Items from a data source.
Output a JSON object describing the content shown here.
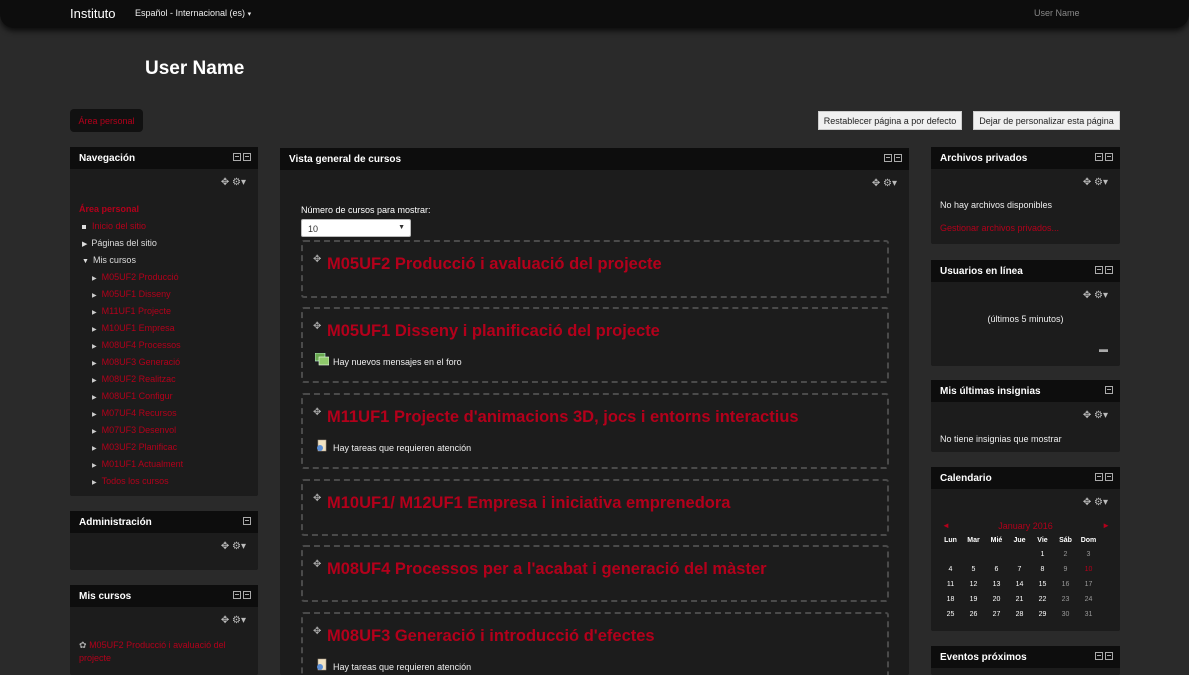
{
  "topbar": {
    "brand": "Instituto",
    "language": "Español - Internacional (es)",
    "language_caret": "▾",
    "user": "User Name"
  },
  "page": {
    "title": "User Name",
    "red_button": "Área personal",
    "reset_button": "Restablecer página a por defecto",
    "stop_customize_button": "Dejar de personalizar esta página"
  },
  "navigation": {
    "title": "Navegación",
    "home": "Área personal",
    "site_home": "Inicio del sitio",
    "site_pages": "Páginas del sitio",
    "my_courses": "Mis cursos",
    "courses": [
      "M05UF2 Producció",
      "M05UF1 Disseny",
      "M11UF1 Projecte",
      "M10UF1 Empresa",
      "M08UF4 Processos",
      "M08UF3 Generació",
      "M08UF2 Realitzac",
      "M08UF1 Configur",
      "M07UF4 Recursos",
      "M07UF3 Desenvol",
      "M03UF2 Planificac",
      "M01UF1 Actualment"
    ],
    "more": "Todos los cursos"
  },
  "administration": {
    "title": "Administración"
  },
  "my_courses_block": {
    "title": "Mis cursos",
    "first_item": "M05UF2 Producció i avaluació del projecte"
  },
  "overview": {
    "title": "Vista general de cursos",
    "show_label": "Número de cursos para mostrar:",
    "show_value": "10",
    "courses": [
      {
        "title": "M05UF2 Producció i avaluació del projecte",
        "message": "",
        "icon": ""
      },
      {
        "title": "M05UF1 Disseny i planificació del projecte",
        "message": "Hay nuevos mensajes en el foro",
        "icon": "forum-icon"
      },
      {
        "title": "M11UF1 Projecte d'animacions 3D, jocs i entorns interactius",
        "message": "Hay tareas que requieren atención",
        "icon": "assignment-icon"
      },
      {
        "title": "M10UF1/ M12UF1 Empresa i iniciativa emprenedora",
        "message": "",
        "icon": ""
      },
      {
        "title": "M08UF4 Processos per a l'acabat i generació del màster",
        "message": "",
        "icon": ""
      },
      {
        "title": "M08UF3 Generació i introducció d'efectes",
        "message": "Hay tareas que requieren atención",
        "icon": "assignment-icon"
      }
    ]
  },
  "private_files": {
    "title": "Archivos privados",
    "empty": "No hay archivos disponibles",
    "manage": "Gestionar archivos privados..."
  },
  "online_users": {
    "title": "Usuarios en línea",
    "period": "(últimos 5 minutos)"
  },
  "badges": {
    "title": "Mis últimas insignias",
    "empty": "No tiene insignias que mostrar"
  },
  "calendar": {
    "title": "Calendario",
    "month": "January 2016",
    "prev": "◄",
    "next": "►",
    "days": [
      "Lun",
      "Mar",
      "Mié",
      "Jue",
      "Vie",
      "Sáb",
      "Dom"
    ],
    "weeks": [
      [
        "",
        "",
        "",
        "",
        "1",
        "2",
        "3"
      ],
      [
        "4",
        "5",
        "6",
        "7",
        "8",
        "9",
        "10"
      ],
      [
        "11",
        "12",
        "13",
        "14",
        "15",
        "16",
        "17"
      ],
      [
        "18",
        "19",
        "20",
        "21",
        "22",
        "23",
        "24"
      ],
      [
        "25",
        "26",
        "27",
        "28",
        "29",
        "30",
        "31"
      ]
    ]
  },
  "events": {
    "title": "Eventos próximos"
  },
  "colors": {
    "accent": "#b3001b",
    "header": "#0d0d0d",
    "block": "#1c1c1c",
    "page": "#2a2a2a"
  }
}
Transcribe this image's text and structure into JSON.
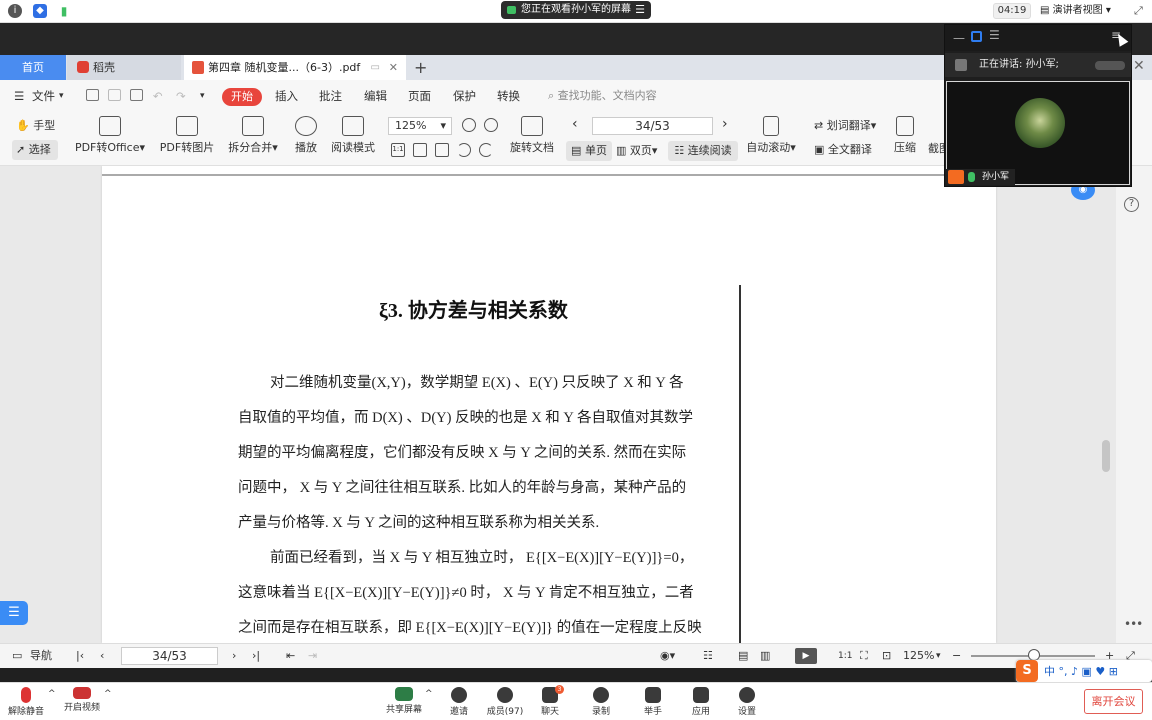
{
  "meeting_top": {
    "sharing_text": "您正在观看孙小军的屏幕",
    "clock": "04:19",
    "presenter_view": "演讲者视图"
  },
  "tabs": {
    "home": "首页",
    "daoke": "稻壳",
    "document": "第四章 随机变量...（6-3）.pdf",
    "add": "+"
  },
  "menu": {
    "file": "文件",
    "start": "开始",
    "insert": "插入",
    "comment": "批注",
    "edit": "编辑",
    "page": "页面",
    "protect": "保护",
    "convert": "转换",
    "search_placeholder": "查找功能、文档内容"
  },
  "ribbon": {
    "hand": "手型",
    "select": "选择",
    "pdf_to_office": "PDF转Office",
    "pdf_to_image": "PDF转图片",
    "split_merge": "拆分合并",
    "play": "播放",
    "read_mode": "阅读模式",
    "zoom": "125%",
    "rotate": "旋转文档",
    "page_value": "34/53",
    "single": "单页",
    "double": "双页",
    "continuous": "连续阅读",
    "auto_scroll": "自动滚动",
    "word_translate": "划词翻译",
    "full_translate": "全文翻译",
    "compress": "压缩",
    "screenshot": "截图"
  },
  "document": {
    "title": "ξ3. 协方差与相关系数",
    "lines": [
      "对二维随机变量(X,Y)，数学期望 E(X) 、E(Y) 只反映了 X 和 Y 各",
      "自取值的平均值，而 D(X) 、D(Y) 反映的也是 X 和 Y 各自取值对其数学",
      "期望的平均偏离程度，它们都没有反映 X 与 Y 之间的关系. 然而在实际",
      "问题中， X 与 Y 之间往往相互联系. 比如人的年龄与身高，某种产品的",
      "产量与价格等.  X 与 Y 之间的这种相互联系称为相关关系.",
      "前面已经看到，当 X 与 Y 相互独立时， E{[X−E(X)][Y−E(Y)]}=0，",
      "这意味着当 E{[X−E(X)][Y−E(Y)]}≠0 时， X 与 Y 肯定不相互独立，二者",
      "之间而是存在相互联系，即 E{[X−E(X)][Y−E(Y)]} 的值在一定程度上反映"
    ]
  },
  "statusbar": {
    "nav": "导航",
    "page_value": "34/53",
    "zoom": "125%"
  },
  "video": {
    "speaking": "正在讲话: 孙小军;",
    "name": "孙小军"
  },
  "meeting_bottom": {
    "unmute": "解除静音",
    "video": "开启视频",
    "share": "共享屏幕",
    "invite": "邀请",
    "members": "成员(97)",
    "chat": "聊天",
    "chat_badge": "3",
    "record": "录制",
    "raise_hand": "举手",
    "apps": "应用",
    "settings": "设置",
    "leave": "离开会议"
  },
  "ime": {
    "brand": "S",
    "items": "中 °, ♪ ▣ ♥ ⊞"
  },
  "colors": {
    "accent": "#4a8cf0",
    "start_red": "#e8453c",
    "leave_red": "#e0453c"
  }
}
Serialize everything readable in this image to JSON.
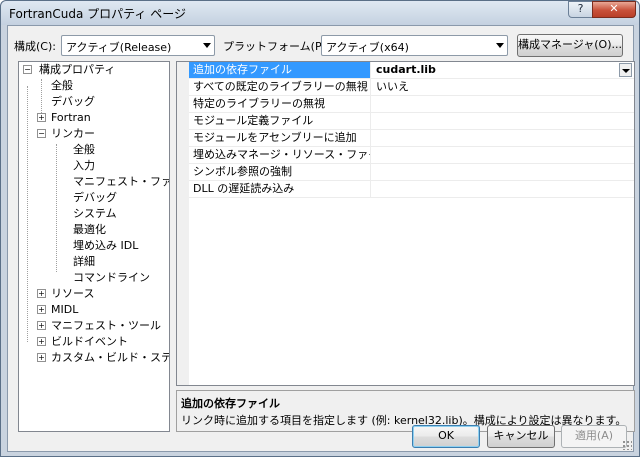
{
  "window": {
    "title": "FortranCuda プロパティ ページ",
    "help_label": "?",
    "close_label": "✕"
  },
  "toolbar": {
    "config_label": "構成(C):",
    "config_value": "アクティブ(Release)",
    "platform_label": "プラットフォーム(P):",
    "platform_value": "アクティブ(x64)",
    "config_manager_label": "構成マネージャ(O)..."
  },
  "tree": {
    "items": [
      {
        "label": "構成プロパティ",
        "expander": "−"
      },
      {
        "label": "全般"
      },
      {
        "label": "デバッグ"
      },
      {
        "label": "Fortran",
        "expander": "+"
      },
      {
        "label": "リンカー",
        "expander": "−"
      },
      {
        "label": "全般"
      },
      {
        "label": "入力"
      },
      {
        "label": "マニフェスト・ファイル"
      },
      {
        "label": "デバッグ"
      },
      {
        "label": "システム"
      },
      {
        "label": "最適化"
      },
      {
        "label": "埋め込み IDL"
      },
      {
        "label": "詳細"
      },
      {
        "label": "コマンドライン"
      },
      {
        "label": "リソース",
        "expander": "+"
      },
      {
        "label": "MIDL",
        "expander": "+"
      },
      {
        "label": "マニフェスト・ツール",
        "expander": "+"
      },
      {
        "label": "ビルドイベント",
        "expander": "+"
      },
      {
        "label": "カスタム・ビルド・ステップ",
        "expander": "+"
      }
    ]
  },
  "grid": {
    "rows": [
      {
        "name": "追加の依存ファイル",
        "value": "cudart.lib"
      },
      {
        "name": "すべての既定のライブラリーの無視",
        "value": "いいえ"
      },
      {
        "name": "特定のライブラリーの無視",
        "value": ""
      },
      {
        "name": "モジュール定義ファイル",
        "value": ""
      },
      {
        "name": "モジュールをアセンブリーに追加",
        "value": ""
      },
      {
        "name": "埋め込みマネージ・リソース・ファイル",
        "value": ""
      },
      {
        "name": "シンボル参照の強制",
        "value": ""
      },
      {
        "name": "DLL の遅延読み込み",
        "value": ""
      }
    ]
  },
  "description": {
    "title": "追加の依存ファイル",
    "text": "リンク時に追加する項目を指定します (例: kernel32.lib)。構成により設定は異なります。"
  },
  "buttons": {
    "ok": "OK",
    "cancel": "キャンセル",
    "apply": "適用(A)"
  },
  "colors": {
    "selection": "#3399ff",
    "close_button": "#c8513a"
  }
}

Exercise. Determine how many of the lines above hold the word "avaluació", and output that number by itself.

Solution for this task. 2